● **本文抜粋**

------------

社内試験問題の種類と効果について

社内試験で出題される問題の形式にはいくつかの種類がありますが、どの形式を使うかにより、確認できる受験者の知識や理解度は異なります。
ここでは代表的な試験問題の形式の種類と、主な効果について解説いたします。
よいテスト問題の条件とは?
よいテスト問題とは、出題者の意向や内容により異なりますが、一般的には、「妥当性」と「信頼性」が確保されていることが重要となります。
● 妥当性…その試験で確認したい能力を測定できる内容となっていること
● 信頼性…受験者の能力を正確に測定できる内容となっていること
妥当性を確保するには「そのテストにより何を図りたいのか?」、つまりは、試験を行う目的があらかじめ明確になっている必要があります。
これがあやふやな場合には、「何を図りたいのかわからない出題」や、「目的に沿った計測ができない問題」となってしまいます。
例えば、会社の理念や目標に対する理解度を図りたいのに、創立日や社歌のフレーズを答えさせるなどの問題を出しても、あまり意味がありません。
また、信頼性を確保するには「同じレベルの方が受験した場合、同じ程度の回答率が得られる問題にする」必要があります。
試験ごとに出題形式を変えるのは、内容のマンネリ化や解答への対策を防ぐという意味で効果的ですが、それが「何を問われているのかわからない」、「枝葉末節にこだわり過ぎた内容となっている」となっている場合には、信頼性に欠けた問題となってしまいます。

------------

● **やること**
社内試験問題についての文章を、最後の文のあとから引き継いで書き進めてください。 あとに続く行はこの作業では使いません。

------------

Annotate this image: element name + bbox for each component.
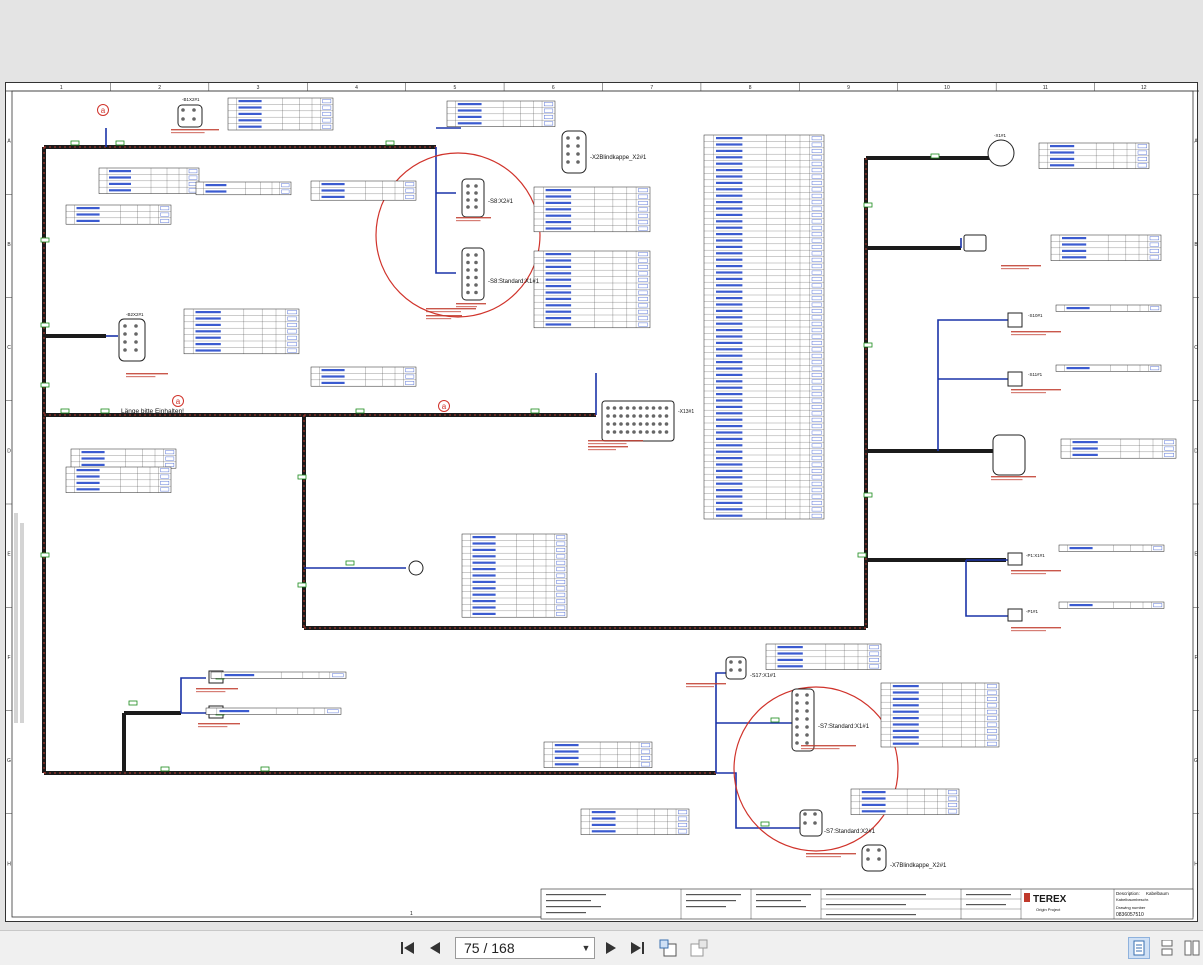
label-s10: -S10#1 — [1028, 313, 1043, 318]
next-page-button[interactable] — [600, 937, 622, 959]
column-number: 11 — [1043, 85, 1048, 91]
marker-a3: a — [442, 402, 447, 411]
rotate-ccw-button[interactable] — [657, 937, 679, 959]
label-x2-blind: -X2Blindkappe_X2#1 — [590, 155, 647, 161]
viewer-toolbar: 75 / 168 ▼ — [0, 930, 1203, 965]
row-letter-left: H — [7, 861, 11, 867]
row-letter-right: D — [1194, 448, 1198, 454]
row-letter-left: B — [7, 242, 11, 248]
company-logo: TEREX — [1033, 894, 1067, 905]
last-page-button[interactable] — [626, 937, 648, 959]
markers: a a a — [97, 104, 450, 412]
connector-pins — [123, 108, 881, 861]
continuous-view-icon — [1161, 940, 1173, 956]
label-x13: -X13#1 — [678, 409, 694, 415]
column-number: 7 — [650, 85, 653, 91]
label-s8-std: -S8:Standard:X1#1 — [488, 279, 540, 285]
column-number: 9 — [847, 85, 850, 91]
row-letter-right: B — [1194, 242, 1198, 248]
row-letter-left: G — [7, 758, 11, 764]
terex-logo-mark — [1024, 893, 1030, 902]
continuous-view-button[interactable] — [1156, 937, 1178, 959]
rotate-cw-icon — [690, 939, 708, 957]
row-letter-right: F — [1194, 655, 1197, 661]
last-page-icon — [631, 942, 644, 954]
row-letter-left: C — [7, 345, 11, 351]
origin-label: Origin Project — [1036, 907, 1061, 912]
side-notes — [14, 513, 24, 723]
column-number: 6 — [552, 85, 555, 91]
first-page-button[interactable] — [397, 937, 419, 959]
rotate-cw-button[interactable] — [688, 937, 710, 959]
previous-page-icon — [430, 942, 440, 954]
row-letter-right: C — [1194, 345, 1198, 351]
column-number: 2 — [158, 85, 161, 91]
first-page-icon — [401, 942, 414, 954]
sheet-ref: 1 — [410, 911, 413, 917]
label-p1: -P1:X1#1 — [1026, 553, 1045, 558]
pin-tables — [65, 97, 1177, 835]
facing-pages-view-button[interactable] — [1183, 937, 1201, 959]
row-letter-left: F — [7, 655, 10, 661]
next-page-icon — [606, 942, 616, 954]
column-number: 12 — [1141, 85, 1147, 91]
row-letter-right: G — [1194, 758, 1198, 764]
row-letter-right: H — [1194, 861, 1198, 867]
label-p2: -P1#1 — [1026, 609, 1039, 614]
single-page-view-icon — [1133, 940, 1145, 956]
drawing-number: 0836057510 — [1116, 912, 1144, 918]
label-s7-std: -S7:Standard:X1#1 — [818, 724, 870, 730]
label-x7-blind: -X7Blindkappe_X2#1 — [890, 863, 947, 869]
rotate-ccw-icon — [659, 939, 677, 957]
row-scale: A A B B C C D D E E F F G G H H — [6, 90, 1199, 867]
label-s17: -S17:X1#1 — [750, 673, 776, 679]
column-number: 1 — [60, 85, 63, 91]
column-number: 3 — [257, 85, 260, 91]
label-b1: -B1X2#1 — [182, 97, 200, 102]
previous-page-button[interactable] — [424, 937, 446, 959]
page-number-value: 75 / 168 — [464, 940, 515, 956]
marker-a1: a — [101, 106, 106, 115]
label-k1: -X1#1 — [994, 133, 1007, 138]
facing-pages-view-icon — [1184, 940, 1200, 956]
wire-branches — [105, 127, 1011, 829]
length-note: Länge bitte Einhalten! — [121, 408, 184, 415]
marker-a2: a — [176, 397, 181, 406]
description-value: Kabelbaum — [1146, 891, 1169, 896]
description-label: Description: — [1116, 891, 1140, 896]
harness-trunks — [42, 145, 1006, 775]
title-block: TEREX Description: Kabelbaum Kabelbaumbe… — [540, 888, 1194, 920]
column-number: 5 — [453, 85, 456, 91]
highlight-circles — [375, 152, 899, 852]
row-letter-left: D — [7, 448, 11, 454]
single-page-view-button[interactable] — [1128, 937, 1150, 959]
column-number: 4 — [355, 85, 358, 91]
harness-sheath — [43, 146, 867, 774]
row-letter-right: E — [1194, 552, 1198, 558]
label-s8-x2: -S8:X2#1 — [488, 199, 514, 205]
red-notes — [126, 129, 1061, 858]
description-sub: Kabelbaumbeschr. — [1116, 897, 1149, 902]
page-number-select[interactable]: 75 / 168 ▼ — [455, 937, 595, 959]
column-number: 8 — [749, 85, 752, 91]
column-number: 10 — [944, 85, 950, 91]
row-letter-left: A — [7, 139, 11, 145]
green-tags — [40, 140, 940, 827]
drawing-number-label: Drawing number — [1116, 905, 1146, 910]
label-s11: -S11#1 — [1028, 372, 1043, 377]
row-letter-left: E — [7, 552, 11, 558]
label-b2: -B2X2#1 — [126, 312, 144, 317]
row-letter-right: A — [1194, 139, 1198, 145]
label-s7-std2: -S7:Standard:X2#1 — [824, 829, 876, 835]
chevron-down-icon: ▼ — [581, 943, 591, 953]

------------

● **この課題の出力**
したがって、試験問題の作成をするにあたっては、
・出題する会社と問題作成者の間で、しっかりと試験の目的を共有する
・あらかじめ受験者のレベルを正確に把握し、そのうえで同じ程度の回答率とな
るように調整する
という点に配慮する必要があります。
また、現時点での受験者のレベルが把握しにくい場合には、あらかじめ簡単なテストを行って能力を把握しておくなどの対策が有効となります。
問題形式の種類
選択式問題
選択式とは、「問題文のカッコに入る言葉を、語群の中から、1つ選ぶ形式」です。
一般的には、2~4語の選択肢語群から正解を選ばせる形式となります。
ブランク箇所に当てはまる正解肢を語群から選ばせるため、穴埋め問題ともいわれます。
なお、回答の形式としては、あらかじめ用意された選択肢または語群から選ぶ方法と、自ら考えて答えを記入する方法の2種類があり、後者の方が難易度が高くなります。
【メリット】
・求められる語句を正しく理解しているかを見るのに適している
・一部の単語を抜き出すだけで作ることができるので、作問が容易である
【デメリット】
・選択肢または語群から選ぶ場合、正解を知らなくとも、あてずっぽうで回答できてしまいやすい
・前後の文書や他肢の内容から、正解を推測できてしまうことがある
・語句を暗記しているかどうかだけが試されるため、問題全体の理解度を測りにくい
この法律で「労働者」とは、職業の種類を問わず、事業又は事務所(以下「事業」という。)に使用される者で、( )を支払われる者をいう。 <労働基準法9条> 【選択肢】 ① 対価 ② 賃金 ③ 給与 ④ 報酬 【解答】 ② |
択一式問題
択一式とは、複数の問題文の中から、正解を1つ選ぶ形式です。複
数の選択肢から正答を選ぶため、〇✕式問題ともいわれます。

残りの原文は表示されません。